Information supplied section start

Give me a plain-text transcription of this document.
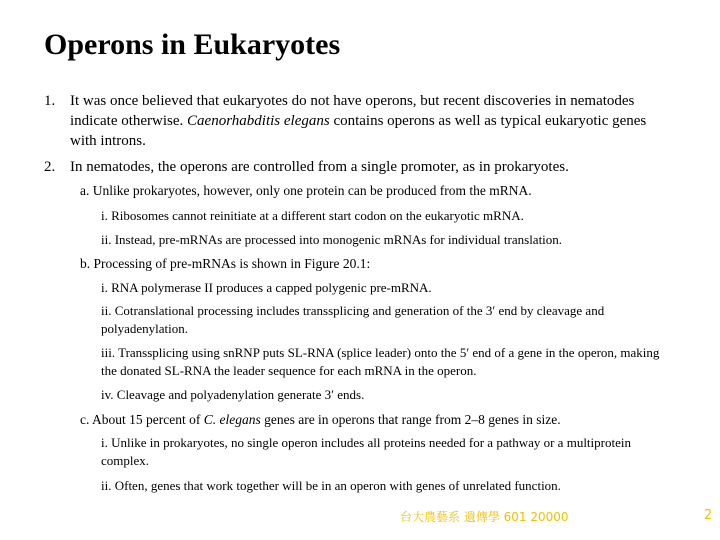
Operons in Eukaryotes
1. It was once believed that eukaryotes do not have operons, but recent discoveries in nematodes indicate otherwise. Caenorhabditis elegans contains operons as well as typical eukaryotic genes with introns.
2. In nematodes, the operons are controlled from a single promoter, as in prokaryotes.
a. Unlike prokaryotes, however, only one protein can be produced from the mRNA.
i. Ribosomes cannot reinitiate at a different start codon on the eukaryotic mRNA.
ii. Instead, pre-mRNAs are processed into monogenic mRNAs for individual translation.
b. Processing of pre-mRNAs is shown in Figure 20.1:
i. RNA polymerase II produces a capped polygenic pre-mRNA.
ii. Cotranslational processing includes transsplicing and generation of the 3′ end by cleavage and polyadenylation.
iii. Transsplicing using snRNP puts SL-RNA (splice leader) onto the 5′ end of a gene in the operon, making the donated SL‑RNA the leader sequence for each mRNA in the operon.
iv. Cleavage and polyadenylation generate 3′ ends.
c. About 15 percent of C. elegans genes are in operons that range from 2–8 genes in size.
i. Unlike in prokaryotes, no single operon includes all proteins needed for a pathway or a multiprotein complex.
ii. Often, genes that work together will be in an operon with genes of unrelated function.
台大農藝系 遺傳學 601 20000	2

Information supplied section end
Information supplied section start

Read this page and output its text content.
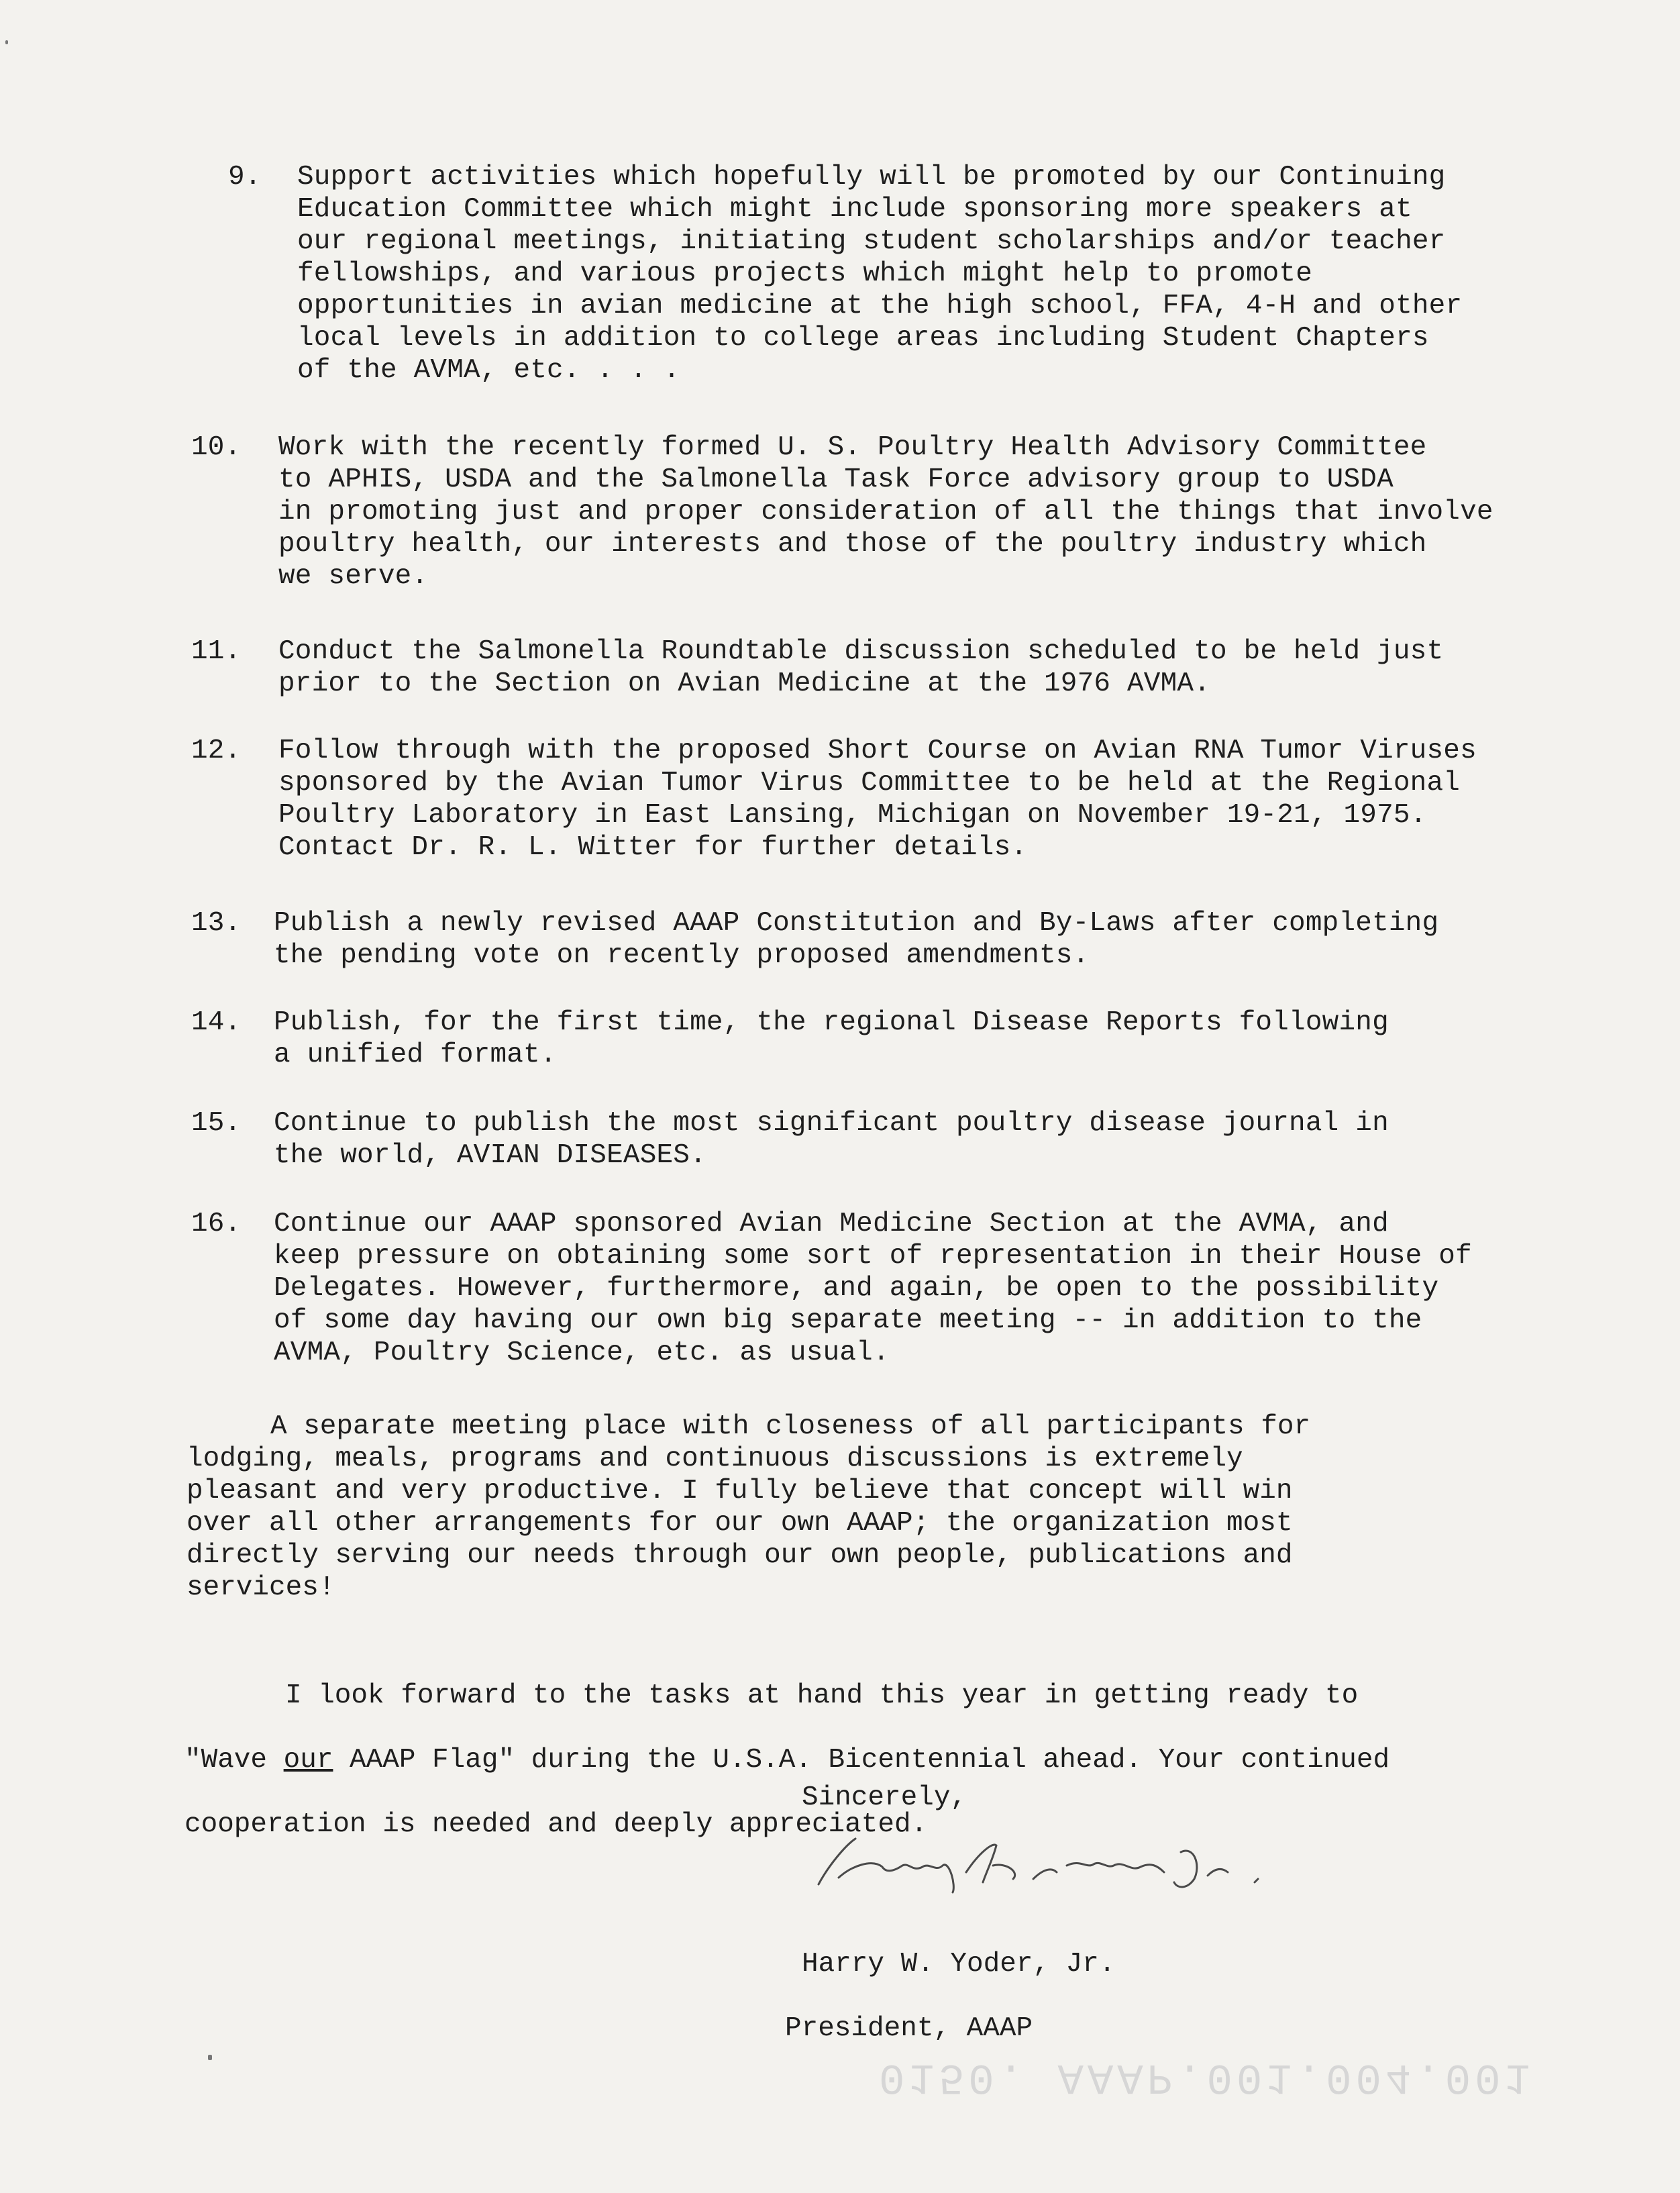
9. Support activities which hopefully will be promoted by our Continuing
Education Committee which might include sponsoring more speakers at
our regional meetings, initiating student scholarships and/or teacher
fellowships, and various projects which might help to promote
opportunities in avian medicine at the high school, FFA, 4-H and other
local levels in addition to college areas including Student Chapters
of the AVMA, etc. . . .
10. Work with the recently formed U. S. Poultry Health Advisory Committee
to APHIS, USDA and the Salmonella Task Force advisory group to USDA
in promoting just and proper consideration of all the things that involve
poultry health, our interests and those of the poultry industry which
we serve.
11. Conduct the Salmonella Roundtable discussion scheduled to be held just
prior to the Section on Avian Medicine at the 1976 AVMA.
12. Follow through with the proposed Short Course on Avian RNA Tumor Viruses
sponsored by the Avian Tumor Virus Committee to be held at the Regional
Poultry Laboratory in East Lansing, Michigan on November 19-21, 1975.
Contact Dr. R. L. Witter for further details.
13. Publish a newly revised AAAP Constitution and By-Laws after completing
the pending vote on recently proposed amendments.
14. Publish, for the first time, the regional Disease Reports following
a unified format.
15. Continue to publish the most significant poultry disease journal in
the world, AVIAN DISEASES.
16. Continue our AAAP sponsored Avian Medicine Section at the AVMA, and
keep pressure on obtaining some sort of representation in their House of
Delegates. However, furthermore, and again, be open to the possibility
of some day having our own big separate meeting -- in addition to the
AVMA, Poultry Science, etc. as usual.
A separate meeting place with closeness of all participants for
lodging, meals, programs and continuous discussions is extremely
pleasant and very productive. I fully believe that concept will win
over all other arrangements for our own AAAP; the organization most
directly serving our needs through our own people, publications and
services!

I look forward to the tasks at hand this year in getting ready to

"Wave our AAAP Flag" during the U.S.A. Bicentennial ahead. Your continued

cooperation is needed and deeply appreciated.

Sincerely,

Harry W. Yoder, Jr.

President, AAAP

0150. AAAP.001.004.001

Information supplied section end

Exercise aim: Total lines holding "mRNAs" in the records: report this figure alone.

Exercise response: 2